◆ Objective ◆
Return every record below exactly as written, omitting any pictures.

◆ Extracted data ◆
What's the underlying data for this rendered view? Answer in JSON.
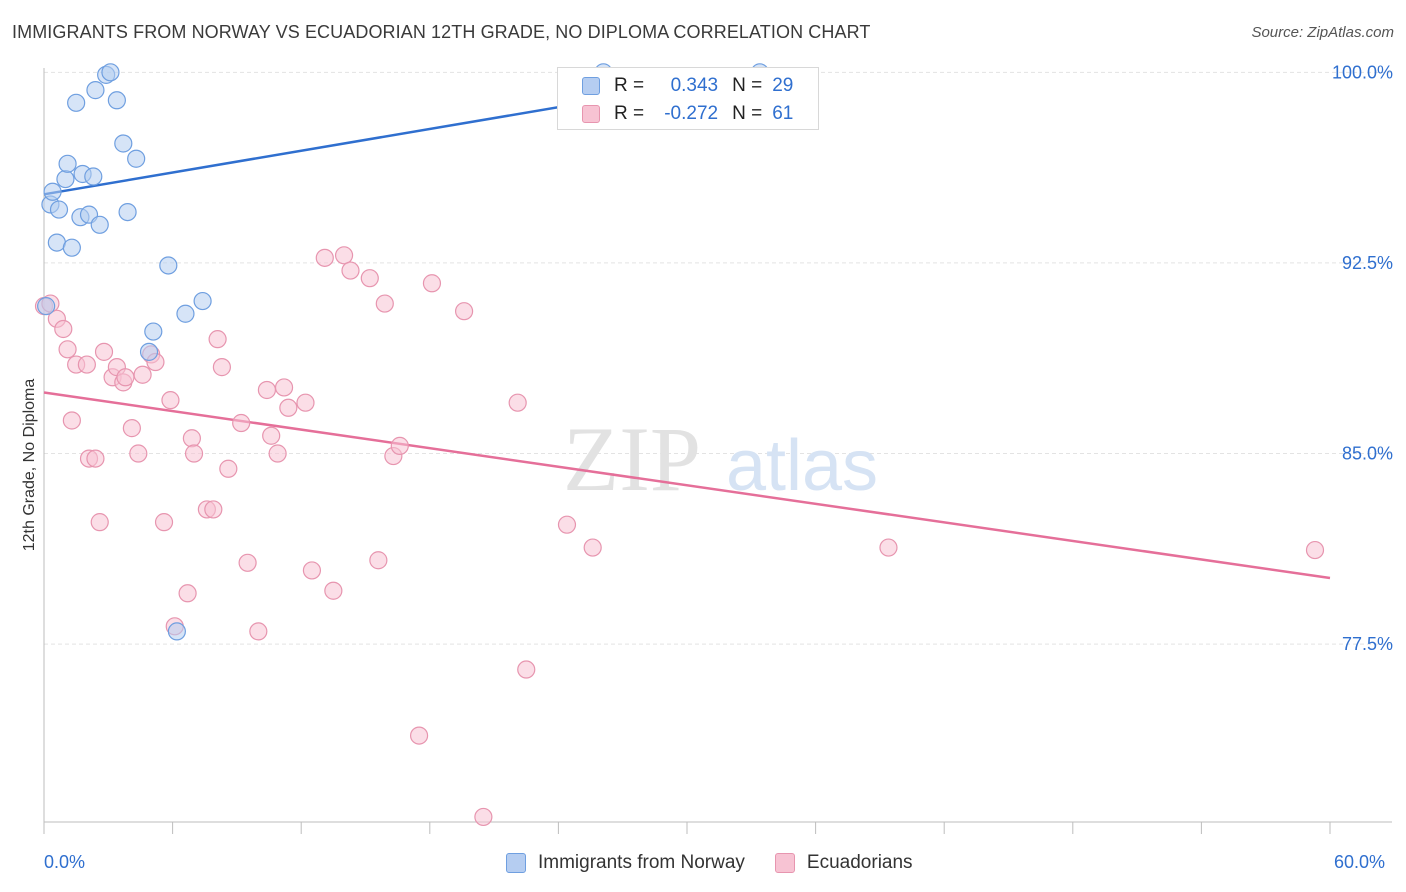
{
  "title": "IMMIGRANTS FROM NORWAY VS ECUADORIAN 12TH GRADE, NO DIPLOMA CORRELATION CHART",
  "source": "Source: ZipAtlas.com",
  "watermark": {
    "zip": "ZIP",
    "atlas": "atlas"
  },
  "legend_box": {
    "rows": [
      {
        "r_label": "R =",
        "r_value": "0.343",
        "n_label": "N =",
        "n_value": "29"
      },
      {
        "r_label": "R =",
        "r_value": "-0.272",
        "n_label": "N =",
        "n_value": "61"
      }
    ]
  },
  "chart_data": {
    "type": "scatter",
    "title": "IMMIGRANTS FROM NORWAY VS ECUADORIAN 12TH GRADE, NO DIPLOMA CORRELATION CHART",
    "xlabel": "",
    "ylabel": "12th Grade, No Diploma",
    "xlim": [
      0,
      60
    ],
    "ylim": [
      70.5,
      100.8
    ],
    "x_tick_labels": {
      "min": "0.0%",
      "max": "60.0%"
    },
    "y_ticks": [
      {
        "value": 100.0,
        "label": "100.0%"
      },
      {
        "value": 92.5,
        "label": "92.5%"
      },
      {
        "value": 85.0,
        "label": "85.0%"
      },
      {
        "value": 77.5,
        "label": "77.5%"
      }
    ],
    "grid": "horizontal-dashed",
    "series": [
      {
        "name": "Immigrants from Norway",
        "color": "#6f9fe0",
        "fill": "#b5cdf1",
        "line_color": "#2f6fcf",
        "r": "0.343",
        "n": "29",
        "trend": {
          "x": [
            0.0,
            33.6
          ],
          "y": [
            95.2,
            100.0
          ]
        },
        "trend_extension": {
          "x": [
            24.4,
            33.6
          ],
          "y": [
            98.7,
            100.0
          ]
        },
        "x": [
          0.1,
          0.3,
          0.4,
          0.6,
          0.7,
          1.0,
          1.1,
          1.3,
          1.5,
          1.7,
          1.8,
          2.1,
          2.3,
          2.4,
          2.6,
          2.9,
          3.1,
          3.4,
          3.7,
          3.9,
          4.3,
          4.9,
          5.1,
          5.8,
          6.2,
          6.6,
          7.4,
          26.1,
          33.4
        ],
        "y": [
          90.8,
          94.8,
          95.3,
          93.3,
          94.6,
          95.8,
          96.4,
          93.1,
          98.8,
          94.3,
          96.0,
          94.4,
          95.9,
          99.3,
          94.0,
          99.9,
          100.0,
          98.9,
          97.2,
          94.5,
          96.6,
          89.0,
          89.8,
          92.4,
          78.0,
          90.5,
          91.0,
          100.0,
          100.0
        ]
      },
      {
        "name": "Ecuadorians",
        "color": "#e795af",
        "fill": "#f7c3d3",
        "line_color": "#e56f99",
        "r": "-0.272",
        "n": "61",
        "trend": {
          "x": [
            0.0,
            60.0
          ],
          "y": [
            87.4,
            80.1
          ]
        },
        "x": [
          0.0,
          0.3,
          0.6,
          0.9,
          1.1,
          1.3,
          1.5,
          2.0,
          2.1,
          2.4,
          2.6,
          2.8,
          3.2,
          3.4,
          3.7,
          3.8,
          4.1,
          4.4,
          4.6,
          5.0,
          5.2,
          5.6,
          5.9,
          6.1,
          6.7,
          6.9,
          7.0,
          7.6,
          7.9,
          8.1,
          8.3,
          8.6,
          9.2,
          9.5,
          10.0,
          10.4,
          10.6,
          10.9,
          11.2,
          11.4,
          12.2,
          12.5,
          13.1,
          13.5,
          14.0,
          14.3,
          15.2,
          15.6,
          15.9,
          16.3,
          16.6,
          17.5,
          18.1,
          19.6,
          20.5,
          22.1,
          22.5,
          24.4,
          25.6,
          39.4,
          59.3
        ],
        "y": [
          90.8,
          90.9,
          90.3,
          89.9,
          89.1,
          86.3,
          88.5,
          88.5,
          84.8,
          84.8,
          82.3,
          89.0,
          88.0,
          88.4,
          87.8,
          88.0,
          86.0,
          85.0,
          88.1,
          88.9,
          88.6,
          82.3,
          87.1,
          78.2,
          79.5,
          85.6,
          85.0,
          82.8,
          82.8,
          89.5,
          88.4,
          84.4,
          86.2,
          80.7,
          78.0,
          87.5,
          85.7,
          85.0,
          87.6,
          86.8,
          87.0,
          80.4,
          92.7,
          79.6,
          92.8,
          92.2,
          91.9,
          80.8,
          90.9,
          84.9,
          85.3,
          73.9,
          91.7,
          90.6,
          70.7,
          87.0,
          76.5,
          82.2,
          81.3,
          81.3,
          81.2
        ]
      }
    ]
  }
}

◆ In response ◆
What's the underlying data for this rendered view? Answer in JSON.
{
  "title": "IMMIGRANTS FROM NORWAY VS ECUADORIAN 12TH GRADE, NO DIPLOMA CORRELATION CHART",
  "source": "Source: ZipAtlas.com",
  "watermark": {
    "zip": "ZIP",
    "atlas": "atlas"
  },
  "legend_box": {
    "rows": [
      {
        "r_label": "R =",
        "r_value": "0.343",
        "n_label": "N =",
        "n_value": "29"
      },
      {
        "r_label": "R =",
        "r_value": "-0.272",
        "n_label": "N =",
        "n_value": "61"
      }
    ]
  },
  "chart_data": {
    "type": "scatter",
    "title": "IMMIGRANTS FROM NORWAY VS ECUADORIAN 12TH GRADE, NO DIPLOMA CORRELATION CHART",
    "xlabel": "",
    "ylabel": "12th Grade, No Diploma",
    "xlim": [
      0,
      60
    ],
    "ylim": [
      70.5,
      100.8
    ],
    "x_tick_labels": {
      "min": "0.0%",
      "max": "60.0%"
    },
    "y_ticks": [
      {
        "value": 100.0,
        "label": "100.0%"
      },
      {
        "value": 92.5,
        "label": "92.5%"
      },
      {
        "value": 85.0,
        "label": "85.0%"
      },
      {
        "value": 77.5,
        "label": "77.5%"
      }
    ],
    "grid": "horizontal-dashed",
    "series": [
      {
        "name": "Immigrants from Norway",
        "color": "#6f9fe0",
        "fill": "#b5cdf1",
        "line_color": "#2f6fcf",
        "r": "0.343",
        "n": "29",
        "trend": {
          "x": [
            0.0,
            33.6
          ],
          "y": [
            95.2,
            100.0
          ]
        },
        "trend_extension": {
          "x": [
            24.4,
            33.6
          ],
          "y": [
            98.7,
            100.0
          ]
        },
        "x": [
          0.1,
          0.3,
          0.4,
          0.6,
          0.7,
          1.0,
          1.1,
          1.3,
          1.5,
          1.7,
          1.8,
          2.1,
          2.3,
          2.4,
          2.6,
          2.9,
          3.1,
          3.4,
          3.7,
          3.9,
          4.3,
          4.9,
          5.1,
          5.8,
          6.2,
          6.6,
          7.4,
          26.1,
          33.4
        ],
        "y": [
          90.8,
          94.8,
          95.3,
          93.3,
          94.6,
          95.8,
          96.4,
          93.1,
          98.8,
          94.3,
          96.0,
          94.4,
          95.9,
          99.3,
          94.0,
          99.9,
          100.0,
          98.9,
          97.2,
          94.5,
          96.6,
          89.0,
          89.8,
          92.4,
          78.0,
          90.5,
          91.0,
          100.0,
          100.0
        ]
      },
      {
        "name": "Ecuadorians",
        "color": "#e795af",
        "fill": "#f7c3d3",
        "line_color": "#e56f99",
        "r": "-0.272",
        "n": "61",
        "trend": {
          "x": [
            0.0,
            60.0
          ],
          "y": [
            87.4,
            80.1
          ]
        },
        "x": [
          0.0,
          0.3,
          0.6,
          0.9,
          1.1,
          1.3,
          1.5,
          2.0,
          2.1,
          2.4,
          2.6,
          2.8,
          3.2,
          3.4,
          3.7,
          3.8,
          4.1,
          4.4,
          4.6,
          5.0,
          5.2,
          5.6,
          5.9,
          6.1,
          6.7,
          6.9,
          7.0,
          7.6,
          7.9,
          8.1,
          8.3,
          8.6,
          9.2,
          9.5,
          10.0,
          10.4,
          10.6,
          10.9,
          11.2,
          11.4,
          12.2,
          12.5,
          13.1,
          13.5,
          14.0,
          14.3,
          15.2,
          15.6,
          15.9,
          16.3,
          16.6,
          17.5,
          18.1,
          19.6,
          20.5,
          22.1,
          22.5,
          24.4,
          25.6,
          39.4,
          59.3
        ],
        "y": [
          90.8,
          90.9,
          90.3,
          89.9,
          89.1,
          86.3,
          88.5,
          88.5,
          84.8,
          84.8,
          82.3,
          89.0,
          88.0,
          88.4,
          87.8,
          88.0,
          86.0,
          85.0,
          88.1,
          88.9,
          88.6,
          82.3,
          87.1,
          78.2,
          79.5,
          85.6,
          85.0,
          82.8,
          82.8,
          89.5,
          88.4,
          84.4,
          86.2,
          80.7,
          78.0,
          87.5,
          85.7,
          85.0,
          87.6,
          86.8,
          87.0,
          80.4,
          92.7,
          79.6,
          92.8,
          92.2,
          91.9,
          80.8,
          90.9,
          84.9,
          85.3,
          73.9,
          91.7,
          90.6,
          70.7,
          87.0,
          76.5,
          82.2,
          81.3,
          81.3,
          81.2
        ]
      }
    ]
  }
}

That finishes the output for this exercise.